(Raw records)
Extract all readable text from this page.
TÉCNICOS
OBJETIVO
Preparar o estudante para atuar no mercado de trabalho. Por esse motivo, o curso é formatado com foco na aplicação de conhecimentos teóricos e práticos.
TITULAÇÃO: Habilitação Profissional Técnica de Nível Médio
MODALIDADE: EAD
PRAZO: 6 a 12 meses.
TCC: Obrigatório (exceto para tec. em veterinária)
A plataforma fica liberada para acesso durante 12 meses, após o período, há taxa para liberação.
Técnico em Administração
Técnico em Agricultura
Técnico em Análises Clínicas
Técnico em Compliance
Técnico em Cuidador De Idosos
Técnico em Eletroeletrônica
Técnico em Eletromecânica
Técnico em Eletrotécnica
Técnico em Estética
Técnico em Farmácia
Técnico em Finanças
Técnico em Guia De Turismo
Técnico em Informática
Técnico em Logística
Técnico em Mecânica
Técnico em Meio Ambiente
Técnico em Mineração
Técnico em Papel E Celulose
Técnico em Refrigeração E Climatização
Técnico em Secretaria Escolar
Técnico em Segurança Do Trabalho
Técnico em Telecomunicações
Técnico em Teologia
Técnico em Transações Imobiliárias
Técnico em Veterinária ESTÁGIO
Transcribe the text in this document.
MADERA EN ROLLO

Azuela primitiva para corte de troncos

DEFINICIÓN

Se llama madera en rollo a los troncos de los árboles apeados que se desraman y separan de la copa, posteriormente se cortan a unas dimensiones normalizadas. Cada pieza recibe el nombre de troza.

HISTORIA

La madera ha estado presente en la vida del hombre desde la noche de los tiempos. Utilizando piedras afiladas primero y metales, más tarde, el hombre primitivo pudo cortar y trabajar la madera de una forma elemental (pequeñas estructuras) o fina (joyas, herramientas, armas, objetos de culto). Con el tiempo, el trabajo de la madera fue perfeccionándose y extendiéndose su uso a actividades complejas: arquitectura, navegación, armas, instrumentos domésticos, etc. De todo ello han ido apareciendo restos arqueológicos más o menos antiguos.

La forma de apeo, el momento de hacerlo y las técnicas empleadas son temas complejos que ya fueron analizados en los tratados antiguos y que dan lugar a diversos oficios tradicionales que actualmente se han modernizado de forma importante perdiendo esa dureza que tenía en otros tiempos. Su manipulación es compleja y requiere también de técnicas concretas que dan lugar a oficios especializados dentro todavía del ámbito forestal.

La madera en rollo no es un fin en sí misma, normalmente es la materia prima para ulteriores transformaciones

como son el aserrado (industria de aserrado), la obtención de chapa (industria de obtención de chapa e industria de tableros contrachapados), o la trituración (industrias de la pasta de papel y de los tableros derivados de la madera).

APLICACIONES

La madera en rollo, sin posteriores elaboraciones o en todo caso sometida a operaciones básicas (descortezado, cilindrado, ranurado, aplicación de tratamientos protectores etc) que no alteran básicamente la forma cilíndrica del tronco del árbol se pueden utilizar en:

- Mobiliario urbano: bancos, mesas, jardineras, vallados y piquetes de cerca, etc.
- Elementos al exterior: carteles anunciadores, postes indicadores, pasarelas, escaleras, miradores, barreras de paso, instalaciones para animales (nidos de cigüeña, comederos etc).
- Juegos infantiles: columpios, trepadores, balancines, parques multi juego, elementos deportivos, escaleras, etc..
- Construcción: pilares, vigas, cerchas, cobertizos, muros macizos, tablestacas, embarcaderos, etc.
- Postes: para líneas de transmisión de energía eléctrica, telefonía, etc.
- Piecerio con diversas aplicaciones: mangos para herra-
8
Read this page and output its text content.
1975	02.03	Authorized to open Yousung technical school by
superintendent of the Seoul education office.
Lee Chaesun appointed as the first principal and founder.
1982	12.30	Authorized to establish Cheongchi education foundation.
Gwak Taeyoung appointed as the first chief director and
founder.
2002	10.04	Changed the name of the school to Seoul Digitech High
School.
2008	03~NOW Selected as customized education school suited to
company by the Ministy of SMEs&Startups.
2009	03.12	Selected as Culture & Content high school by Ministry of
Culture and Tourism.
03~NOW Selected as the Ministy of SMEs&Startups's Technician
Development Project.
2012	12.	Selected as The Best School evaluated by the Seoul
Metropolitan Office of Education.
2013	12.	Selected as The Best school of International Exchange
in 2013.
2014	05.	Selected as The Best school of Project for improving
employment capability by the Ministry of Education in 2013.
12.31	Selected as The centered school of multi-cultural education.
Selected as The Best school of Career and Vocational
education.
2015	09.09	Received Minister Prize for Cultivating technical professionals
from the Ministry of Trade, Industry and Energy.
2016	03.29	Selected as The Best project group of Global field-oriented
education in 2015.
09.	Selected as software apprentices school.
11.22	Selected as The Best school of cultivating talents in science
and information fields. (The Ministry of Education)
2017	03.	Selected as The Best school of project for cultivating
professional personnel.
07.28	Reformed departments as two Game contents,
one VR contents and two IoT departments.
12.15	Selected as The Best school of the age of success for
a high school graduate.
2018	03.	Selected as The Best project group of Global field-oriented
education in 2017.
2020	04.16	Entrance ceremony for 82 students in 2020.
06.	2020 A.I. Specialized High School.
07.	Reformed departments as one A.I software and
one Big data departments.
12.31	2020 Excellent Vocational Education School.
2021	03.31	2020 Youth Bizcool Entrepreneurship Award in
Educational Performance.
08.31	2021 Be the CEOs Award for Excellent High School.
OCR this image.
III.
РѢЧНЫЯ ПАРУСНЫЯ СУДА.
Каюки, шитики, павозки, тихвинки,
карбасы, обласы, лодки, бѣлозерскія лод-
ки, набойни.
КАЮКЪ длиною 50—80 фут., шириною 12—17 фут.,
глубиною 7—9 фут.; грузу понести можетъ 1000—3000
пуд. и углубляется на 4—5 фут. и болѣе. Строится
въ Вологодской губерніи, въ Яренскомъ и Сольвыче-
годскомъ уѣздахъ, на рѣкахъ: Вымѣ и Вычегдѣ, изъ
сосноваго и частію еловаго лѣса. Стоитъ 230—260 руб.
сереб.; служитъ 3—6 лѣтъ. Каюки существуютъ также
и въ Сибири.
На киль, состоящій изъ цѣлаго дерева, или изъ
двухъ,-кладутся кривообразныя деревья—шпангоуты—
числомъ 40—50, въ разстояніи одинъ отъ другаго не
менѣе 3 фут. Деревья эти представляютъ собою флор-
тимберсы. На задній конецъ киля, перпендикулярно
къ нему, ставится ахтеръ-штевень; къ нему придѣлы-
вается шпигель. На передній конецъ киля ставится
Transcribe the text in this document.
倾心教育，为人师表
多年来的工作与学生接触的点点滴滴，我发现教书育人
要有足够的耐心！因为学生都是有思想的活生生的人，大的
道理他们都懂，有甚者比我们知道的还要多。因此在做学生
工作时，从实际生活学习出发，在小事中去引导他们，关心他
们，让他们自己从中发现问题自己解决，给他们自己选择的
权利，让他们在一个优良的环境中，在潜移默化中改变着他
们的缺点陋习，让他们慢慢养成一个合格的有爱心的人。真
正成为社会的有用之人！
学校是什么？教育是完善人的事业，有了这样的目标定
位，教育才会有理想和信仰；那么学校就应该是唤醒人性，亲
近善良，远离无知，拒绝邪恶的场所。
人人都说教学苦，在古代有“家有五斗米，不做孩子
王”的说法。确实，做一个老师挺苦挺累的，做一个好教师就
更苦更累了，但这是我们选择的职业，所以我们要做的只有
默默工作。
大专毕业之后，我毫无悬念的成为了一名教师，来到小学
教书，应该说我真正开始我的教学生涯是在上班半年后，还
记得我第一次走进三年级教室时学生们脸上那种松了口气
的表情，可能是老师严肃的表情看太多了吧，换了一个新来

What to do – Looking at the data above, how many lines hold the word "from"? Respond with the number alone.

Exercise output – 2